*Task statement*:
Report the number of lines where the string "dashed" occurs, and write nothing else.

(Stored entries)
━━━━━━━━━━━━━━━━
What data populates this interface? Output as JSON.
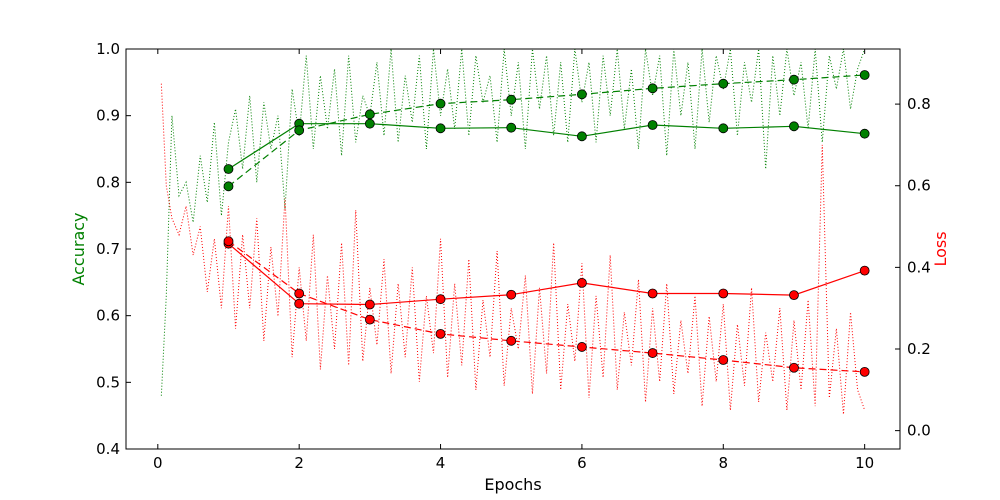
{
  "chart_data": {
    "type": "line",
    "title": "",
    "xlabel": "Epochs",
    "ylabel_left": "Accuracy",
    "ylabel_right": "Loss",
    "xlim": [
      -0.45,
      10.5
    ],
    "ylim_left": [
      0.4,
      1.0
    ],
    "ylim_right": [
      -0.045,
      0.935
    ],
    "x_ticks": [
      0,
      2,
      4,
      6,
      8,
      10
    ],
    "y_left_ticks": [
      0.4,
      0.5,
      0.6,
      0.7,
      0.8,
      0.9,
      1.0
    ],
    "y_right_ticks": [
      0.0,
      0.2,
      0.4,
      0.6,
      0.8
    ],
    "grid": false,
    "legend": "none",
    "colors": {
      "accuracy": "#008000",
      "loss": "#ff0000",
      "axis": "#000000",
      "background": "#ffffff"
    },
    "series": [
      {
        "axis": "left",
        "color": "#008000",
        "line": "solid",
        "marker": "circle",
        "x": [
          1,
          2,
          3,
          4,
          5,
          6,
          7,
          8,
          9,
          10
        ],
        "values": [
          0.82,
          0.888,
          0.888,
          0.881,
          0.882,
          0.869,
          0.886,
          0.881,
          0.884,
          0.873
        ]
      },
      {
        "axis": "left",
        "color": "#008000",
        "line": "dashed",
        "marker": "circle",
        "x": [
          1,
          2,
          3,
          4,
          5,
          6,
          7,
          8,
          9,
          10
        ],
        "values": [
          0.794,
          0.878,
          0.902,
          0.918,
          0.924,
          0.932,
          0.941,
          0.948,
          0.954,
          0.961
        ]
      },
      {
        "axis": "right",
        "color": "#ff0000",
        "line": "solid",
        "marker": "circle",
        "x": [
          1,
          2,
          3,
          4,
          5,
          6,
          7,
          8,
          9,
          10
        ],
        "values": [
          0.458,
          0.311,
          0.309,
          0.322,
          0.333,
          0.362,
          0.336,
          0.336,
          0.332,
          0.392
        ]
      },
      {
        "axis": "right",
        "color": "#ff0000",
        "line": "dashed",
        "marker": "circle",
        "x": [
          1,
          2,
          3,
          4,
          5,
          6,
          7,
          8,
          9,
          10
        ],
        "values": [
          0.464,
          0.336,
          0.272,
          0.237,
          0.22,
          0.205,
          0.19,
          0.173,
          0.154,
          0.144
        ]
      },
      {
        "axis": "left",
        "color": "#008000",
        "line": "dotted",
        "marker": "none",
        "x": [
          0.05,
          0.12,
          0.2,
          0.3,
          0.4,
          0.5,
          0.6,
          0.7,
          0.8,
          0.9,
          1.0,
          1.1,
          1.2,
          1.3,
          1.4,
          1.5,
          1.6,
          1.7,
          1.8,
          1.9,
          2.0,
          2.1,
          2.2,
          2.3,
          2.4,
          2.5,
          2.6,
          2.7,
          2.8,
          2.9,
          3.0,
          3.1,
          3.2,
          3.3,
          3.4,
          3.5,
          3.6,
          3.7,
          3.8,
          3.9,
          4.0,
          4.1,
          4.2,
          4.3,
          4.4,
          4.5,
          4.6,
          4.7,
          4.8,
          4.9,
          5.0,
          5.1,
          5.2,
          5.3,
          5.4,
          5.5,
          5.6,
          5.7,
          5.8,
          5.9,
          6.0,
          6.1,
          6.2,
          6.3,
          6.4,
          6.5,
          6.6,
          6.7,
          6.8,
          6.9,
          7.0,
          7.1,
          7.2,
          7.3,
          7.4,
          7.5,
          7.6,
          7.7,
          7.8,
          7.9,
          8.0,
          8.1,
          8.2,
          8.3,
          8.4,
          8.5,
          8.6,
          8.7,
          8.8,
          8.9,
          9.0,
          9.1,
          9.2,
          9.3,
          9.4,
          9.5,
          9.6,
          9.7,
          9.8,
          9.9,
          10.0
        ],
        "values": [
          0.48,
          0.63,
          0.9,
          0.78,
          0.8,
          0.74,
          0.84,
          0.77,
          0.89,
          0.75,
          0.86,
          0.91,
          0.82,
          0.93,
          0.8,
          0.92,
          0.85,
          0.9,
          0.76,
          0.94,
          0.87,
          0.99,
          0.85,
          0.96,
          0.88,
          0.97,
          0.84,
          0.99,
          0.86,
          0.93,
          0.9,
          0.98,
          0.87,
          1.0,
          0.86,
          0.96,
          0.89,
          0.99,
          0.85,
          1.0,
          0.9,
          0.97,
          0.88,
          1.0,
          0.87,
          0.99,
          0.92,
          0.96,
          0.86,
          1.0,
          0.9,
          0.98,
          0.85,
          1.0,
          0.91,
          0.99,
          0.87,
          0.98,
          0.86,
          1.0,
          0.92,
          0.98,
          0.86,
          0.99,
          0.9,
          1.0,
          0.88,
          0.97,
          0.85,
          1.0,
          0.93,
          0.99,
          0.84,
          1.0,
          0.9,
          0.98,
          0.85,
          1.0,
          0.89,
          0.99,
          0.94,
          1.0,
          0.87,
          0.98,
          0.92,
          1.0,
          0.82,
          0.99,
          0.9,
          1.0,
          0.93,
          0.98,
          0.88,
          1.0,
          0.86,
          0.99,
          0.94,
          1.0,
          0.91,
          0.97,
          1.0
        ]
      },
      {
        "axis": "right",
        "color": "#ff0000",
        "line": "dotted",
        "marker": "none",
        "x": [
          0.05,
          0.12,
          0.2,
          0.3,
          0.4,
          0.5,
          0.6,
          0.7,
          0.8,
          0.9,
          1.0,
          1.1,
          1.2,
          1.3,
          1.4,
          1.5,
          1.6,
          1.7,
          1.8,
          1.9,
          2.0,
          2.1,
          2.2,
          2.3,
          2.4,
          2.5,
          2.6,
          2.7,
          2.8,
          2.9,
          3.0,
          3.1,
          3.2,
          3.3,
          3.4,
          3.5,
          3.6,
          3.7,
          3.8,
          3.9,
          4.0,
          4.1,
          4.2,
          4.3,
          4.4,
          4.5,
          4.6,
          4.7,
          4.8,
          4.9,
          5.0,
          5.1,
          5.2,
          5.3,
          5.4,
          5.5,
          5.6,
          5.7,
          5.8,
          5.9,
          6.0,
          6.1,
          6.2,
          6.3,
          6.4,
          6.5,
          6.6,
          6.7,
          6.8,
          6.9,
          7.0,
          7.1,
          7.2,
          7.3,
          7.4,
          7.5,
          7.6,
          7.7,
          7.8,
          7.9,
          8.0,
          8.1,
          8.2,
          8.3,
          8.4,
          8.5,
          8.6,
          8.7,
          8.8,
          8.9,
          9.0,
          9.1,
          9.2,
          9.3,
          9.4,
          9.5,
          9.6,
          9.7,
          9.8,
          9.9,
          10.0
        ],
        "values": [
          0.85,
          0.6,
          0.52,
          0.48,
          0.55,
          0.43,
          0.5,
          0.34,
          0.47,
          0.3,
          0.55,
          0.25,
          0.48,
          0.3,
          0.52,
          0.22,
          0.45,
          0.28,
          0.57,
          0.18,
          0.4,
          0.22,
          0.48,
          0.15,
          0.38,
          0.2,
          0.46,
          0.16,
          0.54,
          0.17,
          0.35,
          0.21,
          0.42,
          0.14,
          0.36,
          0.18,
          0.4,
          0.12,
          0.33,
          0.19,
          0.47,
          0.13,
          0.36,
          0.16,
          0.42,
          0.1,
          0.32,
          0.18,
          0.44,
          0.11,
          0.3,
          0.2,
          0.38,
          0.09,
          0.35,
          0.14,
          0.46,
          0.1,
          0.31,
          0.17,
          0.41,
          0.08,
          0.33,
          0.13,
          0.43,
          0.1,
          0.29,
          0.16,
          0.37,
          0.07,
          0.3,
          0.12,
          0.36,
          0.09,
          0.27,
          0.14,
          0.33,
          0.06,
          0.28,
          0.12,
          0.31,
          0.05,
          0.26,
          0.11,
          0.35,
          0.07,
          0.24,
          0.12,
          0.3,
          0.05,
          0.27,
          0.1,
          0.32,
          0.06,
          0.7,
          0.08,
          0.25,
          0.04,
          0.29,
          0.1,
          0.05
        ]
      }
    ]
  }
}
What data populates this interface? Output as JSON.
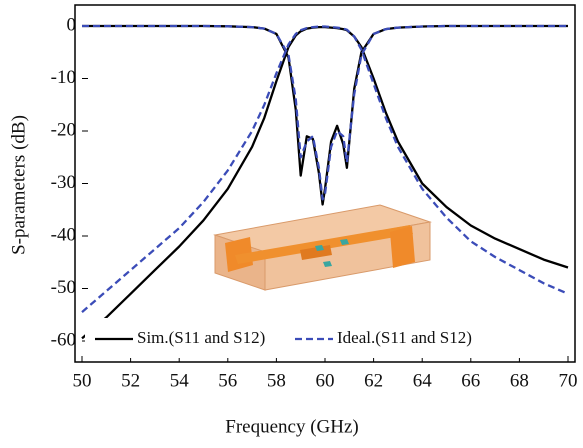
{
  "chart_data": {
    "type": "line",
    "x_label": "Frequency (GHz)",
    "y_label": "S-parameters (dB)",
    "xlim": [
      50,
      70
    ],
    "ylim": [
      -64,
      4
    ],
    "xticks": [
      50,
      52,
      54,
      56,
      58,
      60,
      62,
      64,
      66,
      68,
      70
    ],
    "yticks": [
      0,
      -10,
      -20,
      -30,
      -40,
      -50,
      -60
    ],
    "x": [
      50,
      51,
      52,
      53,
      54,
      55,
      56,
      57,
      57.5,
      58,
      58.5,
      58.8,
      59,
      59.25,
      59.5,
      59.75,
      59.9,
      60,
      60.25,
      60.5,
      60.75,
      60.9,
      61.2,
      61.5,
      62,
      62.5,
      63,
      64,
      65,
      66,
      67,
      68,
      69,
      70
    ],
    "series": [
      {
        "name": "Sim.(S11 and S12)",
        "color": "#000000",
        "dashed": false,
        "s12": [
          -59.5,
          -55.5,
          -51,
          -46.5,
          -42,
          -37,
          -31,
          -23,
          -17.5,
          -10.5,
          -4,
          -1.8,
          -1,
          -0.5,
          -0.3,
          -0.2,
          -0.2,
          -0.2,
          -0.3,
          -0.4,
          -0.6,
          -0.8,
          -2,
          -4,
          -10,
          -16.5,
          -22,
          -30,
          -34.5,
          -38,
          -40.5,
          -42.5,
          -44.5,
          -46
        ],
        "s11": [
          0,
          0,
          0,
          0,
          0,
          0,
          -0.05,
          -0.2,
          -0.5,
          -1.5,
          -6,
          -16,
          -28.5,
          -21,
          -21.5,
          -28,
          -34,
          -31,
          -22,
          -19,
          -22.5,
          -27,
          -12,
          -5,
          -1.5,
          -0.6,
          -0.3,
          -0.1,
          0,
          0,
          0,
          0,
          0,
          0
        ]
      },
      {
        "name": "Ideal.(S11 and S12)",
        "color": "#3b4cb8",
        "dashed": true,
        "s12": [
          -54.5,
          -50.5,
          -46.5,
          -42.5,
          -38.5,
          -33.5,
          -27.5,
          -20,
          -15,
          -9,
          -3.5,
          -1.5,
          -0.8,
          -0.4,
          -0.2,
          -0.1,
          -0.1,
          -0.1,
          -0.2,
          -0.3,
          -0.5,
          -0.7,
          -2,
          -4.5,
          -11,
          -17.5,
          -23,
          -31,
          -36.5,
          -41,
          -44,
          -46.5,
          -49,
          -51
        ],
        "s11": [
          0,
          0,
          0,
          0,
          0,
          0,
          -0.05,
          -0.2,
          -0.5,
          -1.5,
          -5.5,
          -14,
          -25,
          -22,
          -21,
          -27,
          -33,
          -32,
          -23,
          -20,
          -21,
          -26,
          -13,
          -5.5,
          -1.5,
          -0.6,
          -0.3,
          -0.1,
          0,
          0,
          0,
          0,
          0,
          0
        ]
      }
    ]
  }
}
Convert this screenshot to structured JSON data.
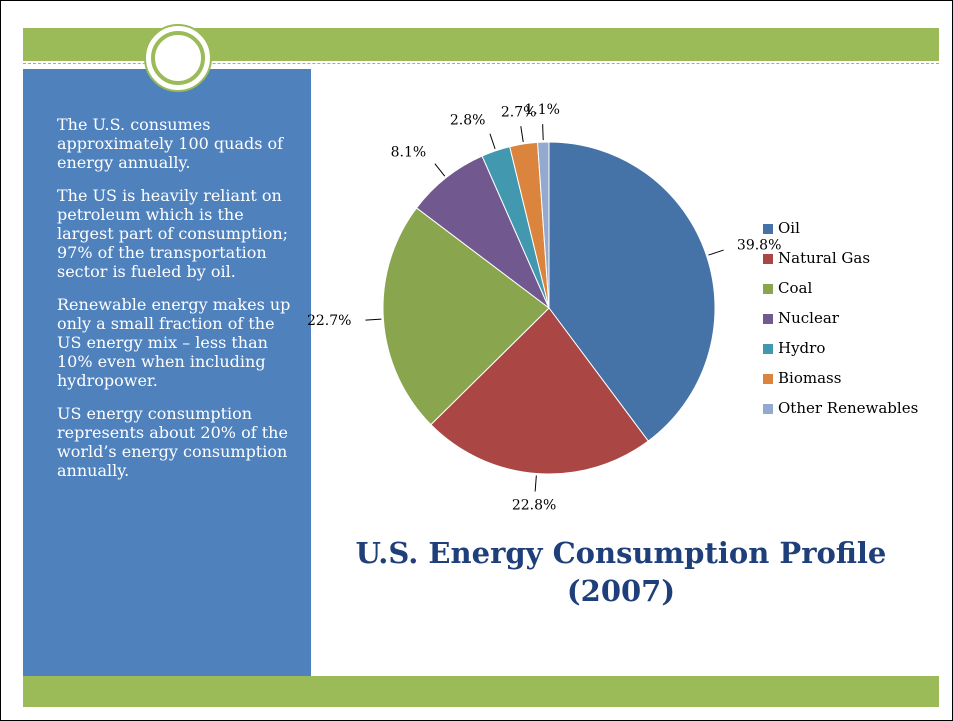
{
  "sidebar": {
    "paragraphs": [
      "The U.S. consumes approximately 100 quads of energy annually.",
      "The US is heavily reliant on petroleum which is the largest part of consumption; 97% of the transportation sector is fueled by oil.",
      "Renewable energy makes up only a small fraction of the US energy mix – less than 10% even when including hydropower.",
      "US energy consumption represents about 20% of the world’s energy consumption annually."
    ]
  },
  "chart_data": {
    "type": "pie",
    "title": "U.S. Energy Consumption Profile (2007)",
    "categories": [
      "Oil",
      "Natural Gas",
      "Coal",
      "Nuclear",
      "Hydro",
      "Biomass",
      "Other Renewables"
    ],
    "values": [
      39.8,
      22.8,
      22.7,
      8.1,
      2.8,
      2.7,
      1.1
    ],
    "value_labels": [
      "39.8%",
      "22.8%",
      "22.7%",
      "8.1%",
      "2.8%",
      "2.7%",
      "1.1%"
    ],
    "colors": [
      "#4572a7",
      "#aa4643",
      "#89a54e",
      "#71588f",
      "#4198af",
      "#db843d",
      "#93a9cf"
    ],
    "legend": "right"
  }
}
━━━━━━━━━━━━━━━━
*Result of the exercise*:
4